#### [Task objective]
Each record that follows should be repeated exactly, minus any images.

#### [Data to process]
>>>

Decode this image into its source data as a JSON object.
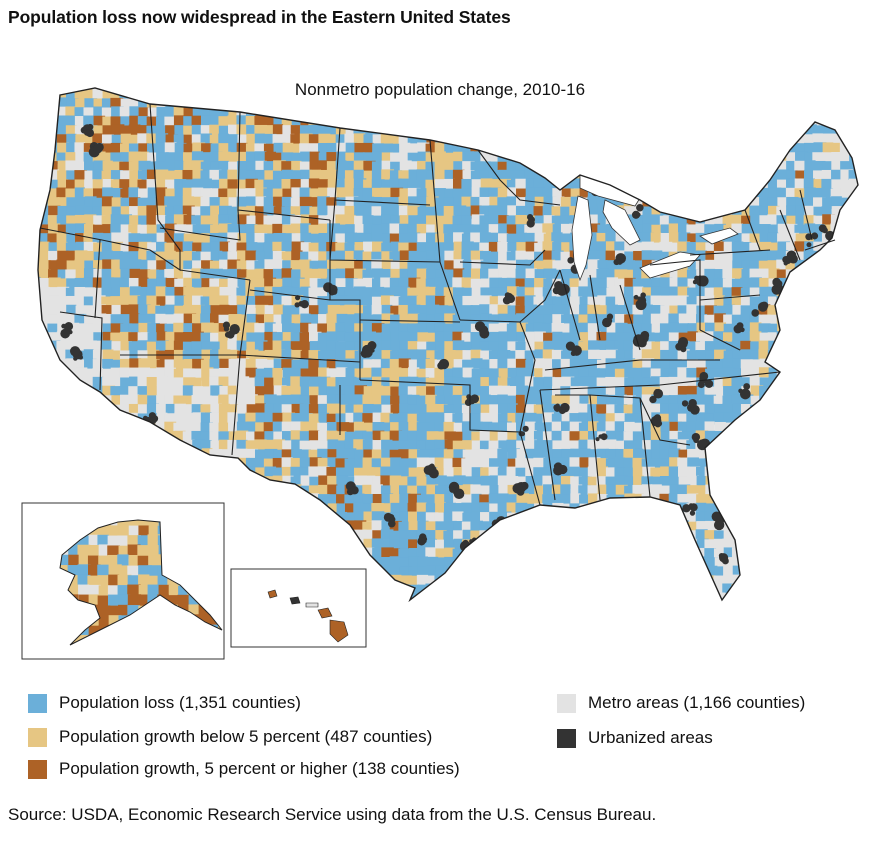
{
  "title": "Population loss now widespread in the Eastern United States",
  "subtitle": "Nonmetro population change, 2010-16",
  "legend": [
    {
      "key": "loss",
      "label": "Population loss (1,351 counties)",
      "color": "#6bafd9"
    },
    {
      "key": "growth_low",
      "label": "Population growth below 5 percent (487 counties)",
      "color": "#e6c683"
    },
    {
      "key": "growth_high",
      "label": "Population growth, 5 percent or higher (138 counties)",
      "color": "#ad6226"
    },
    {
      "key": "metro",
      "label": "Metro areas (1,166 counties)",
      "color": "#e3e3e3"
    },
    {
      "key": "urban",
      "label": "Urbanized areas",
      "color": "#333333"
    }
  ],
  "source": "Source: USDA, Economic Research Service using data from the U.S. Census Bureau.",
  "map": {
    "regions": [
      "Contiguous United States",
      "Alaska",
      "Hawaii"
    ],
    "boundary_color": "#222222"
  }
}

<<<

#### [Final result]
Decode this image into its source data as a JSON object.
{
  "title": "Population loss now widespread in the Eastern United States",
  "subtitle": "Nonmetro population change, 2010-16",
  "legend": [
    {
      "key": "loss",
      "label": "Population loss (1,351 counties)",
      "color": "#6bafd9"
    },
    {
      "key": "growth_low",
      "label": "Population growth below 5 percent (487 counties)",
      "color": "#e6c683"
    },
    {
      "key": "growth_high",
      "label": "Population growth, 5 percent or higher (138 counties)",
      "color": "#ad6226"
    },
    {
      "key": "metro",
      "label": "Metro areas (1,166 counties)",
      "color": "#e3e3e3"
    },
    {
      "key": "urban",
      "label": "Urbanized areas",
      "color": "#333333"
    }
  ],
  "source": "Source: USDA, Economic Research Service using data from the U.S. Census Bureau.",
  "map": {
    "regions": [
      "Contiguous United States",
      "Alaska",
      "Hawaii"
    ],
    "boundary_color": "#222222"
  }
}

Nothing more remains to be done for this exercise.